__Problem to solve__
From the forum thread on daily receiver resets below, print out everything from "## Chilcoot (Jun" down to "the right spot.", keeping every word and character unchanged.

# Sick of Daily Resets



## Chilcoot (Jun 22, 2008)

I am sick of being forced, daily or 2 out of every 3 days, to reset all three of my receivers to keep MRV running.

I have a HR24-500, a HR21-100, and a H21-100, each supported by a SWM-5. This is a DECA setup, with a third DECA used to insert internet near the H21 (the HR24 doesn't need DECA). Standard all the way, with two green label 4-way splitters and a BSF at the right spot.

The H21 seems to always see the HR21, but the two DVRs keep losing track of one another. If I reset the HR24, the H21 then sees the HR24 but loses track of the HR21. If I reset all three, the system works as advertised. Until the next day, when I get to reset all over.

It's great when it works, but the daily resets are more than a nuisance. Not presently acceptable.


----------



## armchair (Jul 27, 2009)

Are you using DHCP, reserved DHCP or static IPs?

Some have reported similar issues with reserved IPs.


----------



## RunnerFL (Jan 5, 2006)

If you're not using Static IP's you should definitely give that a shot.


----------



## usnret (Jan 16, 2009)

I got the same problem (except mine is an HR24-500 and HR22-200). My 24 can't see new recordings on the 22, but can play previous ones from it (i.e. the 24 can see, and play, the programs recorded on the 22 that were made this past Sun, Mon. but can see the ones from Tues and today). They both say that they can see each other too. The only way that I can see/play Tue and Wed recordings is to RBR the 22 (don't have to do anything to the 24). I also don't want to screw with my router cause I don't know that much about it and don't want to screw up anything. All cables are tight and everything was done by DTV installer.


----------



## wilbur_the_goose (Aug 16, 2006)

usnret,
What are the IP addresses of your boxes?


----------



## DogLover (Mar 19, 2007)

usnret said:


> I got the same problem (except mine is an HR24-500 and HR22-200). My 24 can't see new recordings on the 22, but can play previous ones from it (i.e. the 24 can see, and play, the programs recorded on the 22 that were made this past Sun, Mon. but can see the ones from Tues and today). They both say that they can see each other too. The only way that I can see/play Tue and Wed recordings is to RBR the 22 (don't have to do anything to the 24). I also don't want to screw with my router cause I don't know that much about it and don't want to screw up anything. All cables are tight and everything was done by DTV installer.

__Recorded data__
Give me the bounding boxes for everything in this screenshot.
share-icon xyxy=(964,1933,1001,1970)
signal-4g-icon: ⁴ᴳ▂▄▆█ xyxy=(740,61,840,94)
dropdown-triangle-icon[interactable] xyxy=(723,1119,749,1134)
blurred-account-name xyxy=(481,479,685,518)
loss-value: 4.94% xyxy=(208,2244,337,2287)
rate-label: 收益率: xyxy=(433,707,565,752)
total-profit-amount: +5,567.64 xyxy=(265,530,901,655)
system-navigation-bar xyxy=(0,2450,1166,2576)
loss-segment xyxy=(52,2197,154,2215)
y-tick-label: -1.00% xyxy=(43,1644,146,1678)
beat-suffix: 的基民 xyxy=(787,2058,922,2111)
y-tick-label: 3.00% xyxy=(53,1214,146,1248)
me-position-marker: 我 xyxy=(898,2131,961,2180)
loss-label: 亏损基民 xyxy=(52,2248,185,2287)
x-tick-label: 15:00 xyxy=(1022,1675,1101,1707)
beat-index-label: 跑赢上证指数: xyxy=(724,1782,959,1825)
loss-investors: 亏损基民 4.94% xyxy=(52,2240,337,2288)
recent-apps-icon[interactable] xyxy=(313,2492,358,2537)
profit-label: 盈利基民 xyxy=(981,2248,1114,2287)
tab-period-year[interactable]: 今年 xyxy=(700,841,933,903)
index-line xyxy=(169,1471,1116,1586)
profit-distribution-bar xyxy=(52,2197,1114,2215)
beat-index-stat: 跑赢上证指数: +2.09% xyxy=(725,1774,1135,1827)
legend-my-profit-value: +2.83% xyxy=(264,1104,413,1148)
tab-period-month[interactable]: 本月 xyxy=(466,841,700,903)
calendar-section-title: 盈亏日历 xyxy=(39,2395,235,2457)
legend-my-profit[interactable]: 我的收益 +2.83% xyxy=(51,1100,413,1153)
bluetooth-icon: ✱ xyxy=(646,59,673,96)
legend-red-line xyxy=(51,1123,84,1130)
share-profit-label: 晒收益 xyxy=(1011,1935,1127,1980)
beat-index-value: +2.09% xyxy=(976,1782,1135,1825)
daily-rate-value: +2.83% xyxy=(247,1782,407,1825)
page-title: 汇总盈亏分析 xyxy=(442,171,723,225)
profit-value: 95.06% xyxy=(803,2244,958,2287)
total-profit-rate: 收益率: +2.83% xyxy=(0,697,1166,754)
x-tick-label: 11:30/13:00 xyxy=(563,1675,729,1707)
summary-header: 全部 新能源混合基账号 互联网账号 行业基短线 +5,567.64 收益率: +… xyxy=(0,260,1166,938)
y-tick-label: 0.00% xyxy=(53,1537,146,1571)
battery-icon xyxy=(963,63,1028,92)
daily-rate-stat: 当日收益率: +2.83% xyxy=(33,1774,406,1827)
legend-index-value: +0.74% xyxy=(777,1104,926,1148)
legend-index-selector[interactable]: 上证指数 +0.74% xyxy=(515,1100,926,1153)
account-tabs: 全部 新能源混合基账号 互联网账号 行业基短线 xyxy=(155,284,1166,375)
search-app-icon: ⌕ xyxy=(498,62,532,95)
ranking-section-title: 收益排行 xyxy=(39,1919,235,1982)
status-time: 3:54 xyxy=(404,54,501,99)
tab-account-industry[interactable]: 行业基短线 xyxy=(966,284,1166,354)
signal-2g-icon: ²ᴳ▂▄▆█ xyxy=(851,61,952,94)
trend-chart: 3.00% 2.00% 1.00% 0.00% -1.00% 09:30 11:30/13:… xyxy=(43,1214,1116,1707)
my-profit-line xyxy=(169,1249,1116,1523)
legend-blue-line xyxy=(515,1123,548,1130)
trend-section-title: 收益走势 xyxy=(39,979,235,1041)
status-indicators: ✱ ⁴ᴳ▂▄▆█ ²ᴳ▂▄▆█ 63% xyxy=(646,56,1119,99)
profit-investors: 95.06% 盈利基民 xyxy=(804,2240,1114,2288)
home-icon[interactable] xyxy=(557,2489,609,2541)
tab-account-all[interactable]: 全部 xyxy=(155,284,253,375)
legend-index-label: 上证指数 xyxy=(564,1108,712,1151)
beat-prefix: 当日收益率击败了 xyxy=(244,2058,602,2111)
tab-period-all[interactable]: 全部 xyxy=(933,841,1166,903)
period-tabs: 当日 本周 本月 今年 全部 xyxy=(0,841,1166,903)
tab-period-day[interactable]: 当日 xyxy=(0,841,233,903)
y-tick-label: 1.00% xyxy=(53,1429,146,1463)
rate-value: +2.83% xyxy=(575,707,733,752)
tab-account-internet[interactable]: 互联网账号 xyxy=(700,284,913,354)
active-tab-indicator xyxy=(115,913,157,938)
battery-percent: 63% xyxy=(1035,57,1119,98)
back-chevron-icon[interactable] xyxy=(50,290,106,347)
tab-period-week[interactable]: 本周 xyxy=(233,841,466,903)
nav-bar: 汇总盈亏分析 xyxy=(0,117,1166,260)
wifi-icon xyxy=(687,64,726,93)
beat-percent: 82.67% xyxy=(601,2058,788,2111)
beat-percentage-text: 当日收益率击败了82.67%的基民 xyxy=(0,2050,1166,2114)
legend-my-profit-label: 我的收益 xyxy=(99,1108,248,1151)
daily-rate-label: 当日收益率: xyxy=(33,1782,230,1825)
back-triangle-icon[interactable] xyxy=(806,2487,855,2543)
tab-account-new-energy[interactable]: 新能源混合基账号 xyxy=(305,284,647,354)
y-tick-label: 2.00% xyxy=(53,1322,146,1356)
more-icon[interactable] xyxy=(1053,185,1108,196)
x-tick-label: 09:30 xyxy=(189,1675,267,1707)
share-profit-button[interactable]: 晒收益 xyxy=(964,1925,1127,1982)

__Result of the task__
## Chilcoot (Jun 22, 2008)

I am sick of being forced, daily or 2 out of every 3 days, to reset all three of my receivers to keep MRV running.

I have a HR24-500, a HR21-100, and a H21-100, each supported by a SWM-5. This is a DECA setup, with a third DECA used to insert internet near the H21 (the HR24 doesn't need DECA). Standard all the way, with two green label 4-way splitters and a BSF at the right spot.